### SHORT TASK
Without including any pictures, write out the listing below exactly.

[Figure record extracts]
◇ ◇ ◇ ◇
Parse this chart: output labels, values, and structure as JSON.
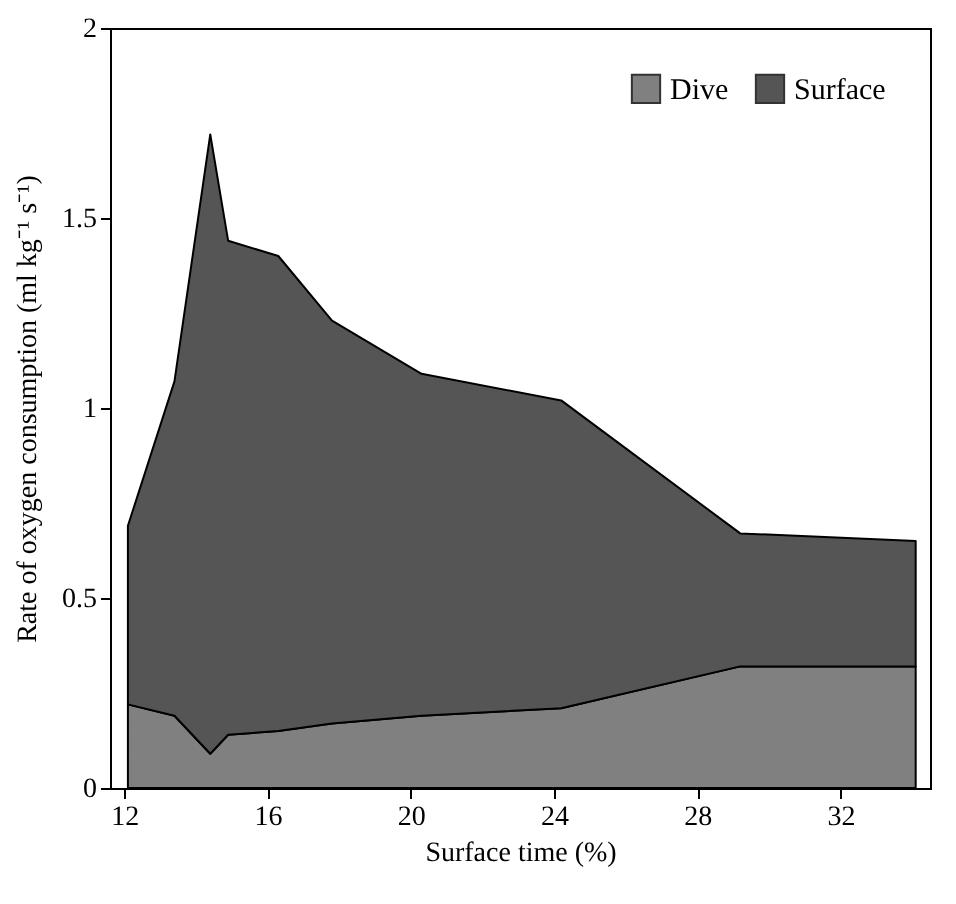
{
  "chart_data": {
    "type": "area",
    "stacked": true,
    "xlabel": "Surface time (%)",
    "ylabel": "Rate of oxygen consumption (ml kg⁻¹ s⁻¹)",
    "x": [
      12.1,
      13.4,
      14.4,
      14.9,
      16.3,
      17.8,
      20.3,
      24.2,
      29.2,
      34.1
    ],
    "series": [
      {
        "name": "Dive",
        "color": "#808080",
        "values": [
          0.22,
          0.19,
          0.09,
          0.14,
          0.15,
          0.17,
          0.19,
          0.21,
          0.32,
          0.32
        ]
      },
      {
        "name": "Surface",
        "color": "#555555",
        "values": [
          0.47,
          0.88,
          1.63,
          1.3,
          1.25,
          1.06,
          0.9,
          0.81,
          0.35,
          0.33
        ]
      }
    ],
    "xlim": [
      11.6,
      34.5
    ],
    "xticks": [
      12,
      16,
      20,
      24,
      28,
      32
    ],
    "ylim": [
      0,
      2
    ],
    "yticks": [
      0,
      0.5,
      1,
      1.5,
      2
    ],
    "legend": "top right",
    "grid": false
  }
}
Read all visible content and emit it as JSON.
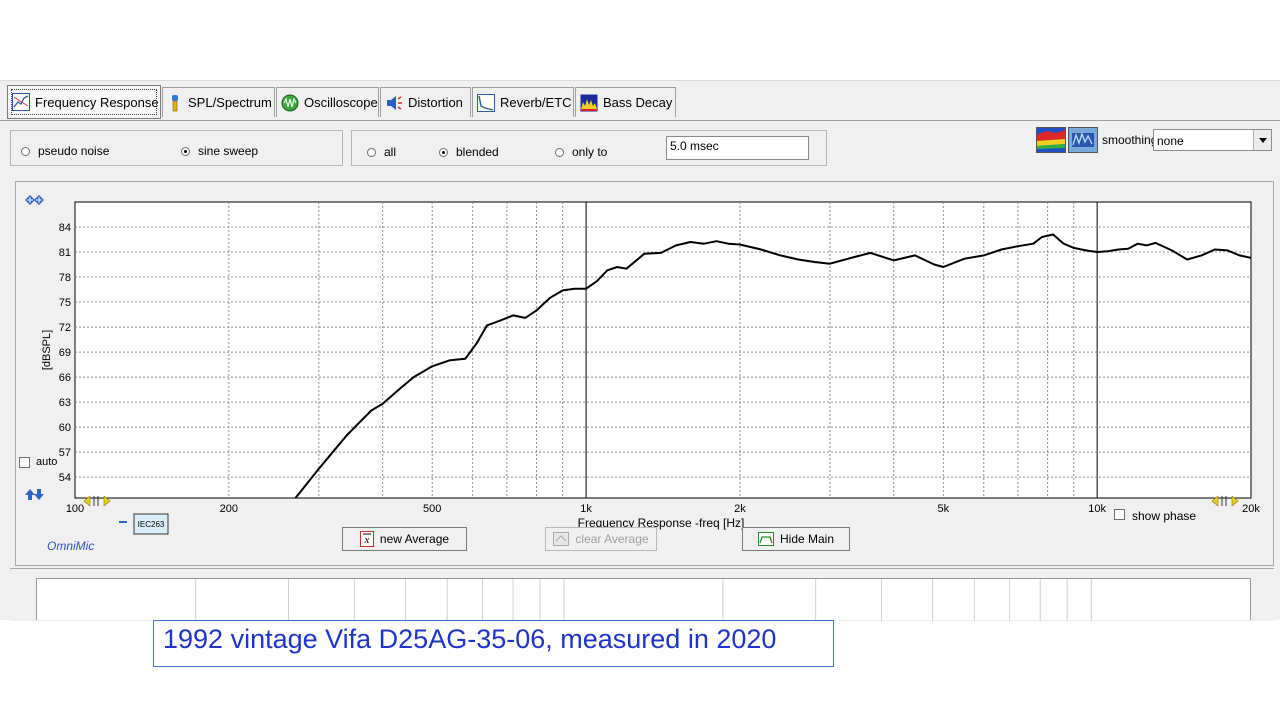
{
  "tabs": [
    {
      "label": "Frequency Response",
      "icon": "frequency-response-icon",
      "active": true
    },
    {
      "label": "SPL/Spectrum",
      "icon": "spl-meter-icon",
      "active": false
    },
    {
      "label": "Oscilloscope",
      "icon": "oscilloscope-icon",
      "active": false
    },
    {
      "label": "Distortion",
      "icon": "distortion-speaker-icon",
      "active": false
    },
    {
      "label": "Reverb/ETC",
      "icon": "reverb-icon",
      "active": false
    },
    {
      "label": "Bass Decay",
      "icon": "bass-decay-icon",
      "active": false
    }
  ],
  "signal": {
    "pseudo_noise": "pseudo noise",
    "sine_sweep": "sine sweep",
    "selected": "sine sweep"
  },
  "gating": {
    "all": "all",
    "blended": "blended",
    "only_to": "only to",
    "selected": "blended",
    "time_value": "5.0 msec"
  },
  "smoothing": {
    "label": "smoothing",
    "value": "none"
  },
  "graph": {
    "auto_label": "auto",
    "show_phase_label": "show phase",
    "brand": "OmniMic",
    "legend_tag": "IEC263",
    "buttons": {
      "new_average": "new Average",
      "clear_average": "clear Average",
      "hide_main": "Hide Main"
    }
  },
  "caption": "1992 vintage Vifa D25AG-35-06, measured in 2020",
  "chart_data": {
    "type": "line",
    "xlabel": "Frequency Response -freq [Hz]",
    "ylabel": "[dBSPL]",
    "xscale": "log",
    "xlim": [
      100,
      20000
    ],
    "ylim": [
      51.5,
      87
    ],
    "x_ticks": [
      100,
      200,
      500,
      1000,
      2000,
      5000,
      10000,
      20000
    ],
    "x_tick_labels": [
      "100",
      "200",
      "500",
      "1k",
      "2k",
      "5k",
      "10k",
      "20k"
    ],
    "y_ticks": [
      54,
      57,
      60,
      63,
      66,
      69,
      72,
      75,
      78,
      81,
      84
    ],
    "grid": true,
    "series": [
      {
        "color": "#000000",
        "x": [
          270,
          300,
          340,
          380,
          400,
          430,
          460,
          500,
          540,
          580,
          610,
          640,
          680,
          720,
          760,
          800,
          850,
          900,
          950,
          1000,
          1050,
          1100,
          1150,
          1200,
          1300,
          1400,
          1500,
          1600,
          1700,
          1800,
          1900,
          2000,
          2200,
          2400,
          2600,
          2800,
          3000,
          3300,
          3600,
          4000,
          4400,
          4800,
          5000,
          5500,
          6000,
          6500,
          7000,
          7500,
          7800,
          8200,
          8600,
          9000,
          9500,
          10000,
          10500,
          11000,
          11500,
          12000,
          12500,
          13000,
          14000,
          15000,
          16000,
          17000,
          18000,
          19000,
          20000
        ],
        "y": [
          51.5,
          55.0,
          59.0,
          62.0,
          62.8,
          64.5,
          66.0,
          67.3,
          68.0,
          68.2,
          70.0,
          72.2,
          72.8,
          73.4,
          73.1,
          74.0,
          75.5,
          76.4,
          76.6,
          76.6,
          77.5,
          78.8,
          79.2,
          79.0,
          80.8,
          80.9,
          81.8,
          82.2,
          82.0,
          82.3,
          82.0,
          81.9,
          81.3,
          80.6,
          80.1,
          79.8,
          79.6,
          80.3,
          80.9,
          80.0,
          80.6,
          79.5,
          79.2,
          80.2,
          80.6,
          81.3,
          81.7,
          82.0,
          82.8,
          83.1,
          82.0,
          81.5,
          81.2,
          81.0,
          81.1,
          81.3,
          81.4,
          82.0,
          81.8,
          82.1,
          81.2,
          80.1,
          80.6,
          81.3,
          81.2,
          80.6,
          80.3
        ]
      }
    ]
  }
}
◇ ◇ ◇ ◇
### WRITTEN RESPONSE
Parse this chart: output labels, values, and structure as JSON.
{
  "chart_data": {
    "type": "area",
    "stacked": true,
    "xlabel": "Surface time (%)",
    "ylabel": "Rate of oxygen consumption (ml kg⁻¹ s⁻¹)",
    "x": [
      12.1,
      13.4,
      14.4,
      14.9,
      16.3,
      17.8,
      20.3,
      24.2,
      29.2,
      34.1
    ],
    "series": [
      {
        "name": "Dive",
        "color": "#808080",
        "values": [
          0.22,
          0.19,
          0.09,
          0.14,
          0.15,
          0.17,
          0.19,
          0.21,
          0.32,
          0.32
        ]
      },
      {
        "name": "Surface",
        "color": "#555555",
        "values": [
          0.47,
          0.88,
          1.63,
          1.3,
          1.25,
          1.06,
          0.9,
          0.81,
          0.35,
          0.33
        ]
      }
    ],
    "xlim": [
      11.6,
      34.5
    ],
    "xticks": [
      12,
      16,
      20,
      24,
      28,
      32
    ],
    "ylim": [
      0,
      2
    ],
    "yticks": [
      0,
      0.5,
      1,
      1.5,
      2
    ],
    "legend": "top right",
    "grid": false
  }
}
Read all visible content and emit it as JSON.
{
  "tabs": [
    {
      "label": "Frequency Response",
      "icon": "frequency-response-icon",
      "active": true
    },
    {
      "label": "SPL/Spectrum",
      "icon": "spl-meter-icon",
      "active": false
    },
    {
      "label": "Oscilloscope",
      "icon": "oscilloscope-icon",
      "active": false
    },
    {
      "label": "Distortion",
      "icon": "distortion-speaker-icon",
      "active": false
    },
    {
      "label": "Reverb/ETC",
      "icon": "reverb-icon",
      "active": false
    },
    {
      "label": "Bass Decay",
      "icon": "bass-decay-icon",
      "active": false
    }
  ],
  "signal": {
    "pseudo_noise": "pseudo noise",
    "sine_sweep": "sine sweep",
    "selected": "sine sweep"
  },
  "gating": {
    "all": "all",
    "blended": "blended",
    "only_to": "only to",
    "selected": "blended",
    "time_value": "5.0 msec"
  },
  "smoothing": {
    "label": "smoothing",
    "value": "none"
  },
  "graph": {
    "auto_label": "auto",
    "show_phase_label": "show phase",
    "brand": "OmniMic",
    "legend_tag": "IEC263",
    "buttons": {
      "new_average": "new Average",
      "clear_average": "clear Average",
      "hide_main": "Hide Main"
    }
  },
  "caption": "1992 vintage Vifa D25AG-35-06, measured in 2020",
  "chart_data": {
    "type": "line",
    "xlabel": "Frequency Response -freq [Hz]",
    "ylabel": "[dBSPL]",
    "xscale": "log",
    "xlim": [
      100,
      20000
    ],
    "ylim": [
      51.5,
      87
    ],
    "x_ticks": [
      100,
      200,
      500,
      1000,
      2000,
      5000,
      10000,
      20000
    ],
    "x_tick_labels": [
      "100",
      "200",
      "500",
      "1k",
      "2k",
      "5k",
      "10k",
      "20k"
    ],
    "y_ticks": [
      54,
      57,
      60,
      63,
      66,
      69,
      72,
      75,
      78,
      81,
      84
    ],
    "grid": true,
    "series": [
      {
        "color": "#000000",
        "x": [
          270,
          300,
          340,
          380,
          400,
          430,
          460,
          500,
          540,
          580,
          610,
          640,
          680,
          720,
          760,
          800,
          850,
          900,
          950,
          1000,
          1050,
          1100,
          1150,
          1200,
          1300,
          1400,
          1500,
          1600,
          1700,
          1800,
          1900,
          2000,
          2200,
          2400,
          2600,
          2800,
          3000,
          3300,
          3600,
          4000,
          4400,
          4800,
          5000,
          5500,
          6000,
          6500,
          7000,
          7500,
          7800,
          8200,
          8600,
          9000,
          9500,
          10000,
          10500,
          11000,
          11500,
          12000,
          12500,
          13000,
          14000,
          15000,
          16000,
          17000,
          18000,
          19000,
          20000
        ],
        "y": [
          51.5,
          55.0,
          59.0,
          62.0,
          62.8,
          64.5,
          66.0,
          67.3,
          68.0,
          68.2,
          70.0,
          72.2,
          72.8,
          73.4,
          73.1,
          74.0,
          75.5,
          76.4,
          76.6,
          76.6,
          77.5,
          78.8,
          79.2,
          79.0,
          80.8,
          80.9,
          81.8,
          82.2,
          82.0,
          82.3,
          82.0,
          81.9,
          81.3,
          80.6,
          80.1,
          79.8,
          79.6,
          80.3,
          80.9,
          80.0,
          80.6,
          79.5,
          79.2,
          80.2,
          80.6,
          81.3,
          81.7,
          82.0,
          82.8,
          83.1,
          82.0,
          81.5,
          81.2,
          81.0,
          81.1,
          81.3,
          81.4,
          82.0,
          81.8,
          82.1,
          81.2,
          80.1,
          80.6,
          81.3,
          81.2,
          80.6,
          80.3
        ]
      }
    ]
  }
}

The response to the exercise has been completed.